### Instrucciones
Escribe de nuevo el texto completo sobre el cierre de las termoeléctricas, palabra por palabra y sin cambiar nada.

### Texto
======

“Lo que corresponde en esta etapa es ser constructivo y tener un diálogo informado de cuáles son las implicancias de un cierre acelerado de termoeléctricas, con un rol del legislador que no quiere simplemente ser testigo de un acuerdo voluntario. Ver qué año es el mejor. ¿2040? Todos coincidimos que no es el mejor. ¿2030? Quizá. ¿2025?, no lo sabemos. Pero más que eso, lo que importa es qué es lo que tenemos que hacer para lograr el objetivo”.
Marcelo Mena
Director Centro Acción Climática PUCV
El acuerdo de cierre de termoeléctricas incuestionablemente fue un hito ambiental para el país. A finales de la década del 2000 Chile había aumentado fuertemente su generación a carbón, con varios episodios cuestionables, incluida la instalación de la central Campiche, declarada ilegal por la Corte Suprema, pero con un arreglo de los “hombres de negro” que permitió torcer la voluntad de un plan regulador y permitir la instalación la última carbonera en Puchuncaví. Un acto que violentó a la comunidad y que incidió en el visceral rechazo de las comunidades que empezaron a oponerse a Los Robles, Energía Minera, Barrancones, Farellones, Cruz Grande, Punta Alcalde y Castilla. El boom carbonero de Chile existió pero no se materializó ni una pequeña fracción de lo que pudo ser. Fue la comunidad, el poder judicial. Fue la judicialización la que nos hizo cambiar de rumbo hacia las tecnologías limpias.

======

### Datos entregados

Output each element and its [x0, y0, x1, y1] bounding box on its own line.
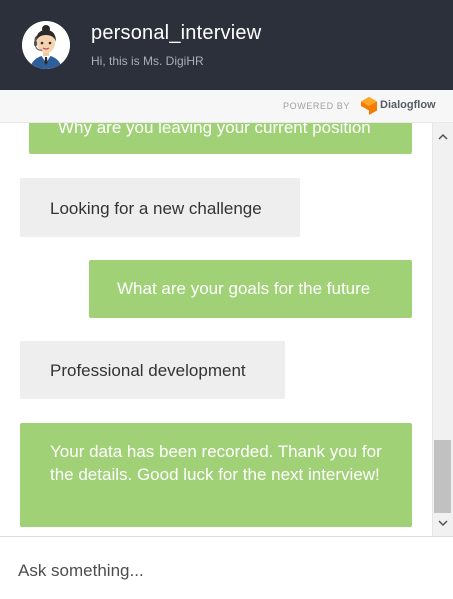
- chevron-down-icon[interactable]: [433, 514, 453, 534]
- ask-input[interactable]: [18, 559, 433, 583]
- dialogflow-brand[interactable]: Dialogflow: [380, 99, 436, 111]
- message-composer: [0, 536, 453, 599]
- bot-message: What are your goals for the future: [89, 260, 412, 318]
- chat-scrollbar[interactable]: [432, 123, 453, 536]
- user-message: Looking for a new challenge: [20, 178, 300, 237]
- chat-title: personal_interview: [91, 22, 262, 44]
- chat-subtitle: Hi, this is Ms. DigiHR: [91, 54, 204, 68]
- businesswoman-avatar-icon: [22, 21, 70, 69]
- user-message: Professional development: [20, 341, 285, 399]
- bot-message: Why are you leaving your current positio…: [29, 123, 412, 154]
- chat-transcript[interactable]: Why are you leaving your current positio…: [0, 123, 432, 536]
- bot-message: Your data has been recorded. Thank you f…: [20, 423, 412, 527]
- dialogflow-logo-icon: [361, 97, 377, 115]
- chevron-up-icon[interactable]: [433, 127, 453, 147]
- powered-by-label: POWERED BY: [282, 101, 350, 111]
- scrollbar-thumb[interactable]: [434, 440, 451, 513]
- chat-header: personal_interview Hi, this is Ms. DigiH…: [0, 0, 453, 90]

======

### Resultado
“Lo que corresponde en esta etapa es ser constructivo y tener un diálogo informado de cuáles son las implicancias de un cierre acelerado de termoeléctricas, con un rol del legislador que no quiere simplemente ser testigo de un acuerdo voluntario. Ver qué año es el mejor. ¿2040? Todos coincidimos que no es el mejor. ¿2030? Quizá. ¿2025?, no lo sabemos. Pero más que eso, lo que importa es qué es lo que tenemos que hacer para lograr el objetivo”.
Marcelo Mena
Director Centro Acción Climática PUCV
El acuerdo de cierre de termoeléctricas incuestionablemente fue un hito ambiental para el país. A finales de la década del 2000 Chile había aumentado fuertemente su generación a carbón, con varios episodios cuestionables, incluida la instalación de la central Campiche, declarada ilegal por la Corte Suprema, pero con un arreglo de los “hombres de negro” que permitió torcer la voluntad de un plan regulador y permitir la instalación la última carbonera en Puchuncaví. Un acto que violentó a la comunidad y que incidió en el visceral rechazo de las comunidades que empezaron a oponerse a Los Robles, Energía Minera, Barrancones, Farellones, Cruz Grande, Punta Alcalde y Castilla. El boom carbonero de Chile existió pero no se materializó ni una pequeña fracción de lo que pudo ser. Fue la comunidad, el poder judicial. Fue la judicialización la que nos hizo cambiar de rumbo hacia las tecnologías limpias.